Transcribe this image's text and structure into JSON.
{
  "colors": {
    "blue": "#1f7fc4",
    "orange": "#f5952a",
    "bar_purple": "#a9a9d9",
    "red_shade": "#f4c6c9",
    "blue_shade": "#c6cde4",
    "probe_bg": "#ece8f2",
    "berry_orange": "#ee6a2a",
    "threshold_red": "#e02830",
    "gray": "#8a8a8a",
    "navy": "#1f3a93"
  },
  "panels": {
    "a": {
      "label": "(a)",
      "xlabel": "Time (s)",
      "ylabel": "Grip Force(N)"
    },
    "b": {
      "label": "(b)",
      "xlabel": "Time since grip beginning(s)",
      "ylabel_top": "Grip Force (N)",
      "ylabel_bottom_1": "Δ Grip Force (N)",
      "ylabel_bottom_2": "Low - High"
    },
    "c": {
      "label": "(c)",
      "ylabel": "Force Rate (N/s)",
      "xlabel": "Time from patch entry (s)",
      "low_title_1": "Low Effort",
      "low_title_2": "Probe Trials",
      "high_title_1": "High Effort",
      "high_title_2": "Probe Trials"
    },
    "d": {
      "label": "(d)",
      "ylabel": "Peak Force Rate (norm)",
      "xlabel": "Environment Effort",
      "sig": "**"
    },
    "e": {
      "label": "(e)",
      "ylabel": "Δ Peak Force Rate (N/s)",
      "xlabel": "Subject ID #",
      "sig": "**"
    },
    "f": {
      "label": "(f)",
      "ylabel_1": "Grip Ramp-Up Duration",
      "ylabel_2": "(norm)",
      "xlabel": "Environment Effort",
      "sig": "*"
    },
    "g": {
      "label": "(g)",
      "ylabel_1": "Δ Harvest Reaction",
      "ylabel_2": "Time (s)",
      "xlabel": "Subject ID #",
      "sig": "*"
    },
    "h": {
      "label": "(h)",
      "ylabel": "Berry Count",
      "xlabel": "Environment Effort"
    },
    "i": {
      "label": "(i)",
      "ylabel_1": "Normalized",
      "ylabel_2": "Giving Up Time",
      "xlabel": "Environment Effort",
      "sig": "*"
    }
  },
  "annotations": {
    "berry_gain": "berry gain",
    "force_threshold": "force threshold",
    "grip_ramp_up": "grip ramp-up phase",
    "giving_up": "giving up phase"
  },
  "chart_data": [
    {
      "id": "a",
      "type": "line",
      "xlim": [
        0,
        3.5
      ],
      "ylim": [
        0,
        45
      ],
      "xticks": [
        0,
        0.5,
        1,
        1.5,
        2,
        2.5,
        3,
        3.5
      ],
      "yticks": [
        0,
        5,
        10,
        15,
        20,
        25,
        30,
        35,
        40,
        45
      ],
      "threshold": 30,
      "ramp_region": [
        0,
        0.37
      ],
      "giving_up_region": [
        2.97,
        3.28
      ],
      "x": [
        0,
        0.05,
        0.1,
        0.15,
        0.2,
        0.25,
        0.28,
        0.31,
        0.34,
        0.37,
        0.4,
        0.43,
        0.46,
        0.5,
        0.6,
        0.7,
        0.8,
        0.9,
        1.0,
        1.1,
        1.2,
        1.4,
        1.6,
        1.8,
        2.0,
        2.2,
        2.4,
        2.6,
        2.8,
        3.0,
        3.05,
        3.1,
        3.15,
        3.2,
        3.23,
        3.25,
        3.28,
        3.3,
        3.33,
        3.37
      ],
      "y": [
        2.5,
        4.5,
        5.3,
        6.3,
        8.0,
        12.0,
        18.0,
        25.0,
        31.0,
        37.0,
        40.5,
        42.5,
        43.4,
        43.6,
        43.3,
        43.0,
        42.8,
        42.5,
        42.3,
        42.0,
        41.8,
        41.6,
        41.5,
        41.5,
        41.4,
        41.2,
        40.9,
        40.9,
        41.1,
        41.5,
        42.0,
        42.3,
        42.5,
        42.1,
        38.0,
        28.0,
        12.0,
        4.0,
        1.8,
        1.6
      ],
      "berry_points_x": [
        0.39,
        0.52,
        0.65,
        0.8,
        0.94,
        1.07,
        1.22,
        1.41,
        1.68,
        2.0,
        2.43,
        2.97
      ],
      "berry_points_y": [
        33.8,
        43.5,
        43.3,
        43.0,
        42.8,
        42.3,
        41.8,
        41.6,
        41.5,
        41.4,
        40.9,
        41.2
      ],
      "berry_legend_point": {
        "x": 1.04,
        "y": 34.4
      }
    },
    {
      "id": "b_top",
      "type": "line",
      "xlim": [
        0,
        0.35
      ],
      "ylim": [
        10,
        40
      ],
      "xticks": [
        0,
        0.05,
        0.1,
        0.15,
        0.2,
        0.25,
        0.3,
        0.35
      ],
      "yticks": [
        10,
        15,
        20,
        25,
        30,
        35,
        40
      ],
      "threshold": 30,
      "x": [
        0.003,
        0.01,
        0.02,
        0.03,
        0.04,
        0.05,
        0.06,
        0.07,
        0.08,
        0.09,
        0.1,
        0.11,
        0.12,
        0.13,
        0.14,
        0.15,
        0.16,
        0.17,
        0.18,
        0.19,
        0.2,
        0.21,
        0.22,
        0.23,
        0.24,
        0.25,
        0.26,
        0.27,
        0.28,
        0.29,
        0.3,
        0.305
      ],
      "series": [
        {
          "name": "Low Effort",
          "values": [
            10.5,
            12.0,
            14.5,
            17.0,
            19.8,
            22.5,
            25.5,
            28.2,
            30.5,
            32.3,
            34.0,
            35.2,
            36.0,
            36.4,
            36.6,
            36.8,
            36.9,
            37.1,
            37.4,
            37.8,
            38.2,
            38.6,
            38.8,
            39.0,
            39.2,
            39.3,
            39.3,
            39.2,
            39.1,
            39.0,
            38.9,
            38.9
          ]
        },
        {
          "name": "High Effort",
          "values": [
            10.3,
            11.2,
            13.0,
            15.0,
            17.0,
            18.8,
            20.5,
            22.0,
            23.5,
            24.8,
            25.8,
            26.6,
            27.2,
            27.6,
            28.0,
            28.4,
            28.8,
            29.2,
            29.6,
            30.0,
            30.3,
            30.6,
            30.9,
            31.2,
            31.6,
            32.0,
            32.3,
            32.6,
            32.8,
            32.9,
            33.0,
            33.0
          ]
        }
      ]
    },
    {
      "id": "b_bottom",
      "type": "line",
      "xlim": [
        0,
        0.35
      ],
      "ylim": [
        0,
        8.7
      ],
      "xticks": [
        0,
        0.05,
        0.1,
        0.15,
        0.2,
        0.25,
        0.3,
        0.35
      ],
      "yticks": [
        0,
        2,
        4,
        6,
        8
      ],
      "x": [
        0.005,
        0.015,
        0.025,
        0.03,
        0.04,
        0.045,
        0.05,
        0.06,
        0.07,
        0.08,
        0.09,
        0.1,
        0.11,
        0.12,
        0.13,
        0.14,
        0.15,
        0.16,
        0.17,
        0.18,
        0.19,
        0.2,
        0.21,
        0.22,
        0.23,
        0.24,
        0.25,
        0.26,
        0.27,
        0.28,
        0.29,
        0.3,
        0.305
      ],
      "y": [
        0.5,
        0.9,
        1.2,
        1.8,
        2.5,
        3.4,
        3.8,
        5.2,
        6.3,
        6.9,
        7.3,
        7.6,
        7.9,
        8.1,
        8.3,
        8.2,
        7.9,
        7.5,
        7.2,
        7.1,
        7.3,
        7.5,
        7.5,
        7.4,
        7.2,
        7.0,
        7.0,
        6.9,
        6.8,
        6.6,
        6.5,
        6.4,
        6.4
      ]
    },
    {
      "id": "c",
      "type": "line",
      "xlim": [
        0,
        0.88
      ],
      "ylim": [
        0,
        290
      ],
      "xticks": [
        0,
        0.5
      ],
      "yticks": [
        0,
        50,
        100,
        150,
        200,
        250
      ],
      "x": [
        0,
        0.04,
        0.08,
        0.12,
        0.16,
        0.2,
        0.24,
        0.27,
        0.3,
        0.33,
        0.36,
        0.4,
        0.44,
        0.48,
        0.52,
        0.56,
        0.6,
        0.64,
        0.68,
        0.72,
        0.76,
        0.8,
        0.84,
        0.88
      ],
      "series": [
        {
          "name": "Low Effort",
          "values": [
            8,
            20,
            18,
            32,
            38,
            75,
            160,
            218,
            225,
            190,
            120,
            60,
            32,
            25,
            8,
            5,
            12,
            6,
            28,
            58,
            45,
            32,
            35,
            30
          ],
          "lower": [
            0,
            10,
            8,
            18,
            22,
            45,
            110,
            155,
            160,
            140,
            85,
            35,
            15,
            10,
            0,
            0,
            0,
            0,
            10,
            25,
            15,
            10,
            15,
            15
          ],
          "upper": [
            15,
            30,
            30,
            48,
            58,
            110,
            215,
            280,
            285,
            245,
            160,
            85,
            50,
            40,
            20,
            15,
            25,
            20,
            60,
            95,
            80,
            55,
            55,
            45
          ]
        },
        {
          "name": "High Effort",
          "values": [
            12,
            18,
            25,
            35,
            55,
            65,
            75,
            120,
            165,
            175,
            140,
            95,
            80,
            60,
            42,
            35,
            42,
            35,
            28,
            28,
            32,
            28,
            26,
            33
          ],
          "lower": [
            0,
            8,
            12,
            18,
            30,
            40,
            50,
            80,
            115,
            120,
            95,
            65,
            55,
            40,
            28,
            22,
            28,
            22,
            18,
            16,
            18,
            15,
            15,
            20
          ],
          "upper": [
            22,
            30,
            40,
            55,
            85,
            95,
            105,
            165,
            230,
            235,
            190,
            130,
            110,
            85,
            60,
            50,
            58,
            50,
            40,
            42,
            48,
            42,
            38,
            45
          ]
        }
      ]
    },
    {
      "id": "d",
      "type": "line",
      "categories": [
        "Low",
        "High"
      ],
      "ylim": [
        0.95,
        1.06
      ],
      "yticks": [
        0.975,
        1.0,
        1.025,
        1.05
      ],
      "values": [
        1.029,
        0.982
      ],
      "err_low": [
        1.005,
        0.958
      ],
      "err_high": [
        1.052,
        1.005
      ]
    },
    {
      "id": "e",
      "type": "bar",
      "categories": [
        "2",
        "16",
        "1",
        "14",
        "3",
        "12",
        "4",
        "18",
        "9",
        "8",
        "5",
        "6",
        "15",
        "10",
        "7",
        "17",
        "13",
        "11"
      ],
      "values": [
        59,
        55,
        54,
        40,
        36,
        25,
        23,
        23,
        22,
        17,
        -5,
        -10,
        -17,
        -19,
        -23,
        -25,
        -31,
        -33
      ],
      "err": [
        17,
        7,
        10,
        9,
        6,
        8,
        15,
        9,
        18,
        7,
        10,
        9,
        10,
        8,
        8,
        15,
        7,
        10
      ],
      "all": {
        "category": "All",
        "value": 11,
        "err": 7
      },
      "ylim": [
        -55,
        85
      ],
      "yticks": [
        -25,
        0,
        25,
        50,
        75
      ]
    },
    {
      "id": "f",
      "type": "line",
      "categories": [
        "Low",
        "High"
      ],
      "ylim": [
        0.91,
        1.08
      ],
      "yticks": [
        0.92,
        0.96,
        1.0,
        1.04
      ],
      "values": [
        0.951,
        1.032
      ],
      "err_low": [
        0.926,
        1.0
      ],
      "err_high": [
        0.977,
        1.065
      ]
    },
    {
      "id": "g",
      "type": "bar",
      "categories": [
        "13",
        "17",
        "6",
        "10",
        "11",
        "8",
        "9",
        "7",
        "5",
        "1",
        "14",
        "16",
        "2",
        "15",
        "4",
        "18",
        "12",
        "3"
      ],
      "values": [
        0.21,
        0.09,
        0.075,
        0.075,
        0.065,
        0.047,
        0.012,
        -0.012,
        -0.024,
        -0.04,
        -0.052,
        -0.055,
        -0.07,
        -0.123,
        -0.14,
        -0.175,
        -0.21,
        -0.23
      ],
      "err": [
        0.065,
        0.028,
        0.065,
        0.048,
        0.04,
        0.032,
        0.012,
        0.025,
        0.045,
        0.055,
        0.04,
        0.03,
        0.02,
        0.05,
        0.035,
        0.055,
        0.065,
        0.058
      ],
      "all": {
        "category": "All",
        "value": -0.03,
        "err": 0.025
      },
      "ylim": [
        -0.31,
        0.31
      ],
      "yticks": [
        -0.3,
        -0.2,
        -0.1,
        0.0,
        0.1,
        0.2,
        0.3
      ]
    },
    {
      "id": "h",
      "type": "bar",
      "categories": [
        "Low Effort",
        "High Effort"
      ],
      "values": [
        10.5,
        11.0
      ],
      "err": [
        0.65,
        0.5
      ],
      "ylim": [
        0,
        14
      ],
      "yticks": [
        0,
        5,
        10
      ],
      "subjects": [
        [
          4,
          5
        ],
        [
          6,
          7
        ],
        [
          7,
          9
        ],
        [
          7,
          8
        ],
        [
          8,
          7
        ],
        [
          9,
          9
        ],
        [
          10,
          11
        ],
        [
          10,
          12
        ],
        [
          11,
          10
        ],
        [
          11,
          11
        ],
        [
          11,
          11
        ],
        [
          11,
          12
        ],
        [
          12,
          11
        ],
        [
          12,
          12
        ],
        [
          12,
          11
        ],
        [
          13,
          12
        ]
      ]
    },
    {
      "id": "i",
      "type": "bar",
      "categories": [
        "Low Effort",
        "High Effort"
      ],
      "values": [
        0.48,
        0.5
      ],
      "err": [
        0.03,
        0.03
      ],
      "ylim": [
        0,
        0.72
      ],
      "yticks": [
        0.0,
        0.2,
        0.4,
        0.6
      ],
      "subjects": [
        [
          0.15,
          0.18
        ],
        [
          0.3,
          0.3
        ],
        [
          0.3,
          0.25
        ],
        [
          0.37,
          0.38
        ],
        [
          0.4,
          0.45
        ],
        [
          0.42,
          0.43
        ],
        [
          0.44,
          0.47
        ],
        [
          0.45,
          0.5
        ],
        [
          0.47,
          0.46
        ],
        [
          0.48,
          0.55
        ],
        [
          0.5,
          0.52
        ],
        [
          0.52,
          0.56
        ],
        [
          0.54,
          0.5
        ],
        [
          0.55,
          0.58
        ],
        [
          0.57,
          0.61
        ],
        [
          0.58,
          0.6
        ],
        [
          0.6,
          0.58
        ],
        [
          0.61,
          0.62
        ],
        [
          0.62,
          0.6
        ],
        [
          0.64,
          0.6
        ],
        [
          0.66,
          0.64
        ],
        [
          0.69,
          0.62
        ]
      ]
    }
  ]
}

^^^^^^^^

Aim: Collect, from the material above, every line containing the word "Trials".

Exercise output:
      "low_title_2": "Probe Trials",
      "high_title_2": "Probe Trials"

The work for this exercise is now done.